> [The problem]
Repeat the lines of the data exactly and exclude any picture among them.

(Supplied data)

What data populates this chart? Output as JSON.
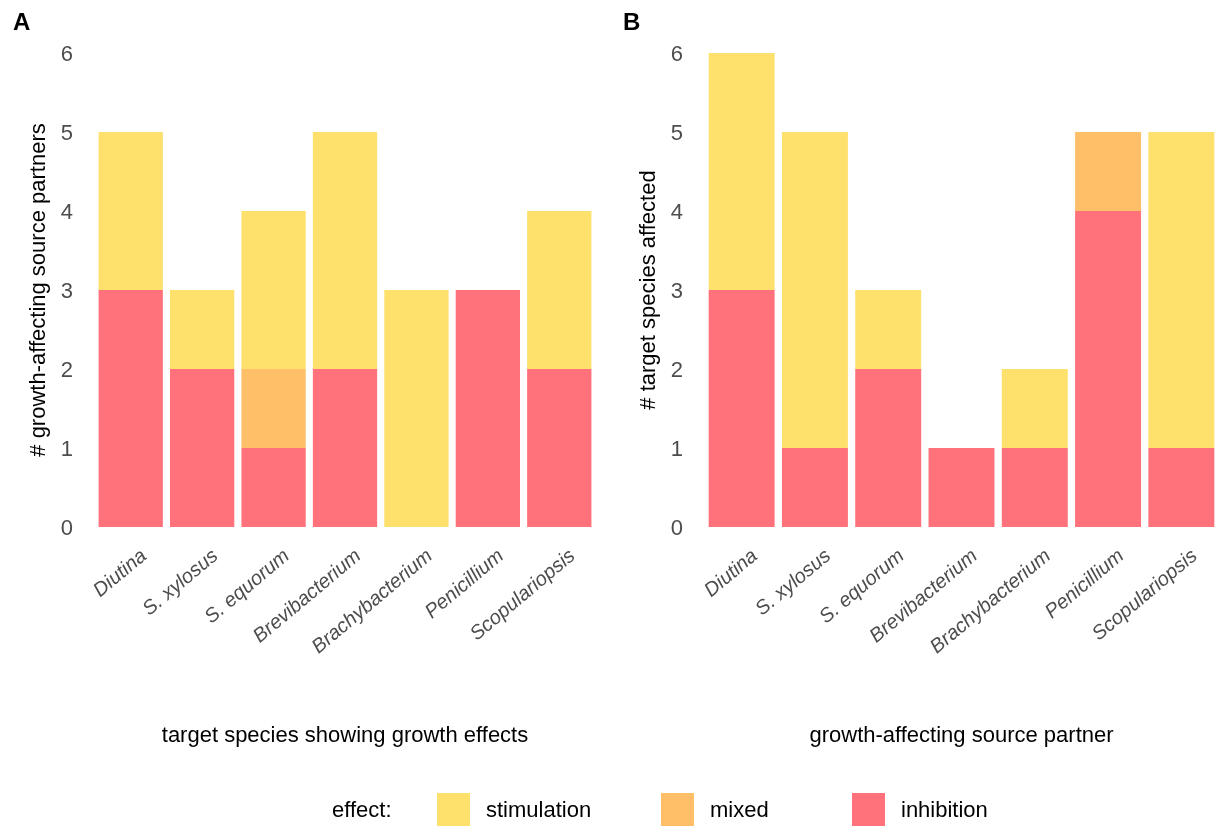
{
  "chart_data": [
    {
      "type": "bar",
      "title": "A",
      "xlabel": "target species showing growth effects",
      "ylabel": "# growth-affecting source partners",
      "categories": [
        "Diutina",
        "S. xylosus",
        "S. equorum",
        "Brevibacterium",
        "Brachybacterium",
        "Penicillium",
        "Scopulariopsis"
      ],
      "stacked": true,
      "ylim": [
        0,
        6
      ],
      "yticks": [
        0,
        1,
        2,
        3,
        4,
        5,
        6
      ],
      "grid": false,
      "legend": "bottom",
      "legend_title": "effect:",
      "series": [
        {
          "name": "inhibition",
          "color": "#ff727b",
          "values": [
            3,
            2,
            1,
            2,
            0,
            3,
            2
          ]
        },
        {
          "name": "mixed",
          "color": "#ffbf69",
          "values": [
            0,
            0,
            1,
            0,
            0,
            0,
            0
          ]
        },
        {
          "name": "stimulation",
          "color": "#fee06d",
          "values": [
            2,
            1,
            2,
            3,
            3,
            0,
            2
          ]
        }
      ]
    },
    {
      "type": "bar",
      "title": "B",
      "xlabel": "growth-affecting source partner",
      "ylabel": "# target species affected",
      "categories": [
        "Diutina",
        "S. xylosus",
        "S. equorum",
        "Brevibacterium",
        "Brachybacterium",
        "Penicillium",
        "Scopulariopsis"
      ],
      "stacked": true,
      "ylim": [
        0,
        6
      ],
      "yticks": [
        0,
        1,
        2,
        3,
        4,
        5,
        6
      ],
      "grid": false,
      "series": [
        {
          "color": "#ff727b",
          "values": [
            3,
            1,
            2,
            1,
            1,
            4,
            1
          ]
        },
        {
          "color": "#ffbf69",
          "values": [
            0,
            0,
            0,
            0,
            0,
            1,
            0
          ]
        },
        {
          "color": "#fee06d",
          "values": [
            3,
            4,
            1,
            0,
            1,
            0,
            4
          ]
        }
      ]
    }
  ]
}
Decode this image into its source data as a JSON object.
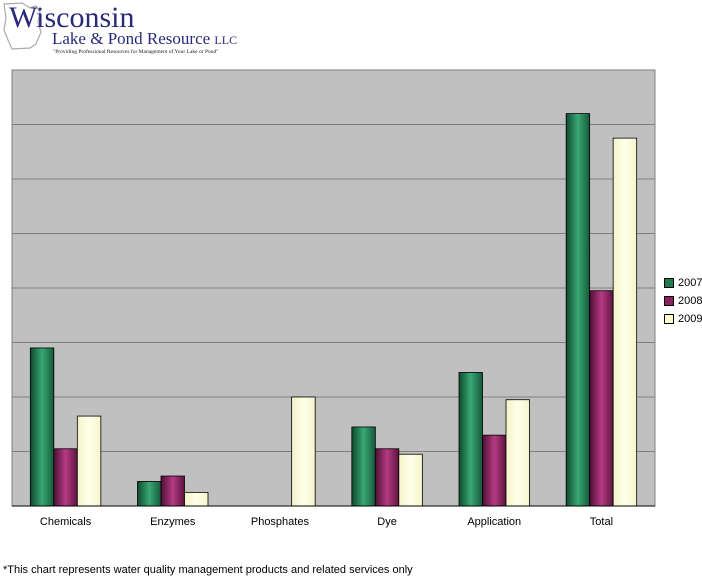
{
  "logo": {
    "line1": "Wisconsin",
    "line2": "Lake & Pond Resource",
    "suffix": "LLC",
    "tagline": "\"Providing Professional Resources for Management of Your Lake or Pond\"",
    "color": "#2a2a7a"
  },
  "footnote": "*This chart represents water quality management products and related services only",
  "chart_data": {
    "type": "bar",
    "title": "",
    "xlabel": "",
    "ylabel": "",
    "grid": true,
    "legend": "right",
    "ylim": [
      0,
      8
    ],
    "categories": [
      "Chemicals",
      "Enzymes",
      "Phosphates",
      "Dye",
      "Application",
      "Total"
    ],
    "series": [
      {
        "name": "2007",
        "color": "#1f7a4f",
        "values": [
          2.9,
          0.45,
          0,
          1.45,
          2.45,
          7.2
        ]
      },
      {
        "name": "2008",
        "color": "#8a2060",
        "values": [
          1.05,
          0.55,
          0,
          1.05,
          1.3,
          3.95
        ]
      },
      {
        "name": "2009",
        "color": "#ffffcc",
        "values": [
          1.65,
          0.25,
          2.0,
          0.95,
          1.95,
          6.75
        ]
      }
    ]
  }
}
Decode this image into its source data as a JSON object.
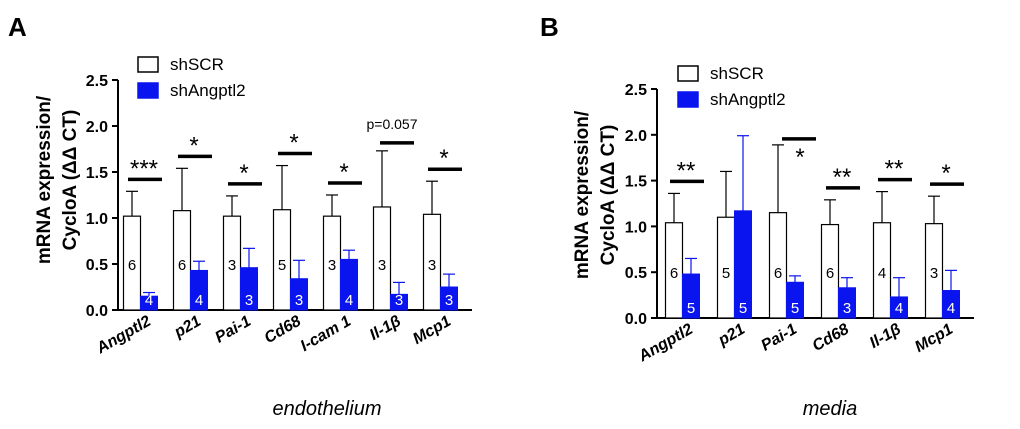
{
  "colors": {
    "scr": "#ffffff",
    "angptl2": "#0a14ee",
    "axis": "#000000"
  },
  "chart_data": [
    {
      "panel": "A",
      "type": "bar",
      "ylabel_lines": [
        "mRNA expression/",
        "CycloA (ΔΔ CT)"
      ],
      "xlabel": "endothelium",
      "ylim": [
        0,
        2.5
      ],
      "yticks": [
        "0.0",
        "0.5",
        "1.0",
        "1.5",
        "2.0",
        "2.5"
      ],
      "ytick_values": [
        0,
        0.5,
        1.0,
        1.5,
        2.0,
        2.5
      ],
      "categories": [
        "Angptl2",
        "p21",
        "Pai-1",
        "Cd68",
        "I-cam 1",
        "Il-1β",
        "Mcp1"
      ],
      "series": [
        {
          "name": "shSCR",
          "values": [
            1.02,
            1.08,
            1.02,
            1.09,
            1.02,
            1.12,
            1.04
          ],
          "errors": [
            0.27,
            0.46,
            0.22,
            0.48,
            0.23,
            0.61,
            0.36
          ],
          "n": [
            "6",
            "6",
            "3",
            "5",
            "3",
            "3",
            "3"
          ]
        },
        {
          "name": "shAngptl2",
          "values": [
            0.15,
            0.43,
            0.46,
            0.34,
            0.55,
            0.17,
            0.25
          ],
          "errors": [
            0.04,
            0.1,
            0.21,
            0.2,
            0.1,
            0.13,
            0.14
          ],
          "n": [
            "4",
            "4",
            "3",
            "3",
            "4",
            "3",
            "3"
          ]
        }
      ],
      "significance": [
        "***",
        "*",
        "*",
        "*",
        "*",
        "p=0.057",
        "*"
      ],
      "legend": [
        "shSCR",
        "shAngptl2"
      ]
    },
    {
      "panel": "B",
      "type": "bar",
      "ylabel_lines": [
        "mRNA expression/",
        "CycloA (ΔΔ CT)"
      ],
      "xlabel": "media",
      "ylim": [
        0,
        2.5
      ],
      "yticks": [
        "0.0",
        "0.5",
        "1.0",
        "1.5",
        "2.0",
        "2.5"
      ],
      "ytick_values": [
        0,
        0.5,
        1.0,
        1.5,
        2.0,
        2.5
      ],
      "categories": [
        "Angptl2",
        "p21",
        "Pai-1",
        "Cd68",
        "Il-1β",
        "Mcp1"
      ],
      "series": [
        {
          "name": "shSCR",
          "values": [
            1.04,
            1.1,
            1.15,
            1.02,
            1.04,
            1.03
          ],
          "errors": [
            0.32,
            0.5,
            0.74,
            0.27,
            0.34,
            0.3
          ],
          "n": [
            "6",
            "5",
            "6",
            "6",
            "4",
            "3"
          ]
        },
        {
          "name": "shAngptl2",
          "values": [
            0.48,
            1.17,
            0.39,
            0.33,
            0.23,
            0.3
          ],
          "errors": [
            0.17,
            0.82,
            0.07,
            0.11,
            0.21,
            0.22
          ],
          "n": [
            "5",
            "5",
            "5",
            "3",
            "4",
            "4"
          ]
        }
      ],
      "significance": [
        "**",
        "",
        "*",
        "**",
        "**",
        "*"
      ],
      "legend": [
        "shSCR",
        "shAngptl2"
      ]
    }
  ]
}
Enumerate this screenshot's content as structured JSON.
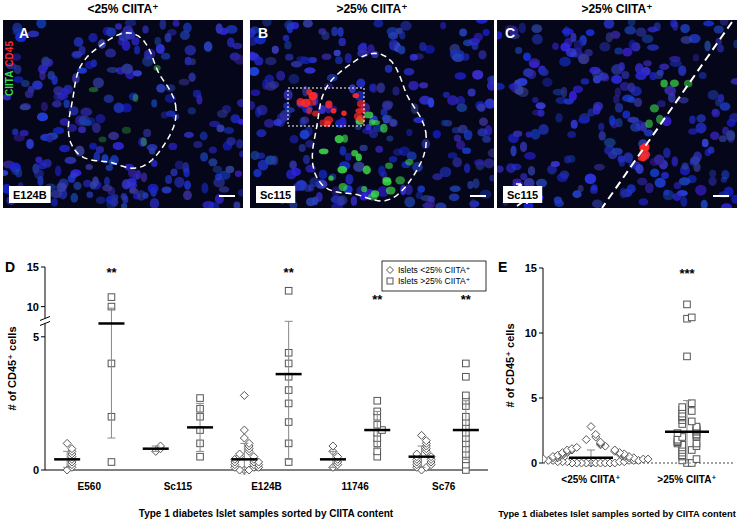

(End Supplied data)

> [Response to the exercise]
What data populates this chart? Output as JSON.
{
  "chart_data": [
    {
      "type": "bar",
      "title": "A",
      "xlabel": "target species showing growth effects",
      "ylabel": "# growth-affecting source partners",
      "categories": [
        "Diutina",
        "S. xylosus",
        "S. equorum",
        "Brevibacterium",
        "Brachybacterium",
        "Penicillium",
        "Scopulariopsis"
      ],
      "stacked": true,
      "ylim": [
        0,
        6
      ],
      "yticks": [
        0,
        1,
        2,
        3,
        4,
        5,
        6
      ],
      "grid": false,
      "legend": "bottom",
      "legend_title": "effect:",
      "series": [
        {
          "name": "inhibition",
          "color": "#ff727b",
          "values": [
            3,
            2,
            1,
            2,
            0,
            3,
            2
          ]
        },
        {
          "name": "mixed",
          "color": "#ffbf69",
          "values": [
            0,
            0,
            1,
            0,
            0,
            0,
            0
          ]
        },
        {
          "name": "stimulation",
          "color": "#fee06d",
          "values": [
            2,
            1,
            2,
            3,
            3,
            0,
            2
          ]
        }
      ]
    },
    {
      "type": "bar",
      "title": "B",
      "xlabel": "growth-affecting source partner",
      "ylabel": "# target species affected",
      "categories": [
        "Diutina",
        "S. xylosus",
        "S. equorum",
        "Brevibacterium",
        "Brachybacterium",
        "Penicillium",
        "Scopulariopsis"
      ],
      "stacked": true,
      "ylim": [
        0,
        6
      ],
      "yticks": [
        0,
        1,
        2,
        3,
        4,
        5,
        6
      ],
      "grid": false,
      "series": [
        {
          "color": "#ff727b",
          "values": [
            3,
            1,
            2,
            1,
            1,
            4,
            1
          ]
        },
        {
          "color": "#ffbf69",
          "values": [
            0,
            0,
            0,
            0,
            0,
            1,
            0
          ]
        },
        {
          "color": "#fee06d",
          "values": [
            3,
            4,
            1,
            0,
            1,
            0,
            4
          ]
        }
      ]
    }
  ]
}
Decode this image into its source data as a JSON object.
{
  "logo": {
    "line1": "Wisconsin",
    "line2": "Lake & Pond Resource",
    "suffix": "LLC",
    "tagline": "\"Providing Professional Resources for Management of Your Lake or Pond\"",
    "color": "#2a2a7a"
  },
  "footnote": "*This chart represents water quality management products and related services only",
  "chart_data": {
    "type": "bar",
    "title": "",
    "xlabel": "",
    "ylabel": "",
    "grid": true,
    "legend": "right",
    "ylim": [
      0,
      8
    ],
    "categories": [
      "Chemicals",
      "Enzymes",
      "Phosphates",
      "Dye",
      "Application",
      "Total"
    ],
    "series": [
      {
        "name": "2007",
        "color": "#1f7a4f",
        "values": [
          2.9,
          0.45,
          0,
          1.45,
          2.45,
          7.2
        ]
      },
      {
        "name": "2008",
        "color": "#8a2060",
        "values": [
          1.05,
          0.55,
          0,
          1.05,
          1.3,
          3.95
        ]
      },
      {
        "name": "2009",
        "color": "#ffffcc",
        "values": [
          1.65,
          0.25,
          2.0,
          0.95,
          1.95,
          6.75
        ]
      }
    ]
  }
}
Decode this image into its source data as a JSON object.
{
  "colors": {
    "scr": "#ffffff",
    "angptl2": "#0a14ee",
    "axis": "#000000"
  },
  "chart_data": [
    {
      "panel": "A",
      "type": "bar",
      "ylabel_lines": [
        "mRNA expression/",
        "CycloA (ΔΔ CT)"
      ],
      "xlabel": "endothelium",
      "ylim": [
        0,
        2.5
      ],
      "yticks": [
        "0.0",
        "0.5",
        "1.0",
        "1.5",
        "2.0",
        "2.5"
      ],
      "ytick_values": [
        0,
        0.5,
        1.0,
        1.5,
        2.0,
        2.5
      ],
      "categories": [
        "Angptl2",
        "p21",
        "Pai-1",
        "Cd68",
        "I-cam 1",
        "Il-1β",
        "Mcp1"
      ],
      "series": [
        {
          "name": "shSCR",
          "values": [
            1.02,
            1.08,
            1.02,
            1.09,
            1.02,
            1.12,
            1.04
          ],
          "errors": [
            0.27,
            0.46,
            0.22,
            0.48,
            0.23,
            0.61,
            0.36
          ],
          "n": [
            "6",
            "6",
            "3",
            "5",
            "3",
            "3",
            "3"
          ]
        },
        {
          "name": "shAngptl2",
          "values": [
            0.15,
            0.43,
            0.46,
            0.34,
            0.55,
            0.17,
            0.25
          ],
          "errors": [
            0.04,
            0.1,
            0.21,
            0.2,
            0.1,
            0.13,
            0.14
          ],
          "n": [
            "4",
            "4",
            "3",
            "3",
            "4",
            "3",
            "3"
          ]
        }
      ],
      "significance": [
        "***",
        "*",
        "*",
        "*",
        "*",
        "p=0.057",
        "*"
      ],
      "legend": [
        "shSCR",
        "shAngptl2"
      ]
    },
    {
      "panel": "B",
      "type": "bar",
      "ylabel_lines": [
        "mRNA expression/",
        "CycloA (ΔΔ CT)"
      ],
      "xlabel": "media",
      "ylim": [
        0,
        2.5
      ],
      "yticks": [
        "0.0",
        "0.5",
        "1.0",
        "1.5",
        "2.0",
        "2.5"
      ],
      "ytick_values": [
        0,
        0.5,
        1.0,
        1.5,
        2.0,
        2.5
      ],
      "categories": [
        "Angptl2",
        "p21",
        "Pai-1",
        "Cd68",
        "Il-1β",
        "Mcp1"
      ],
      "series": [
        {
          "name": "shSCR",
          "values": [
            1.04,
            1.1,
            1.15,
            1.02,
            1.04,
            1.03
          ],
          "errors": [
            0.32,
            0.5,
            0.74,
            0.27,
            0.34,
            0.3
          ],
          "n": [
            "6",
            "5",
            "6",
            "6",
            "4",
            "3"
          ]
        },
        {
          "name": "shAngptl2",
          "values": [
            0.48,
            1.17,
            0.39,
            0.33,
            0.23,
            0.3
          ],
          "errors": [
            0.17,
            0.82,
            0.07,
            0.11,
            0.21,
            0.22
          ],
          "n": [
            "5",
            "5",
            "5",
            "3",
            "4",
            "4"
          ]
        }
      ],
      "significance": [
        "**",
        "",
        "*",
        "**",
        "**",
        "*"
      ],
      "legend": [
        "shSCR",
        "shAngptl2"
      ]
    }
  ]
}
Enumerate this screenshot's content as structured JSON.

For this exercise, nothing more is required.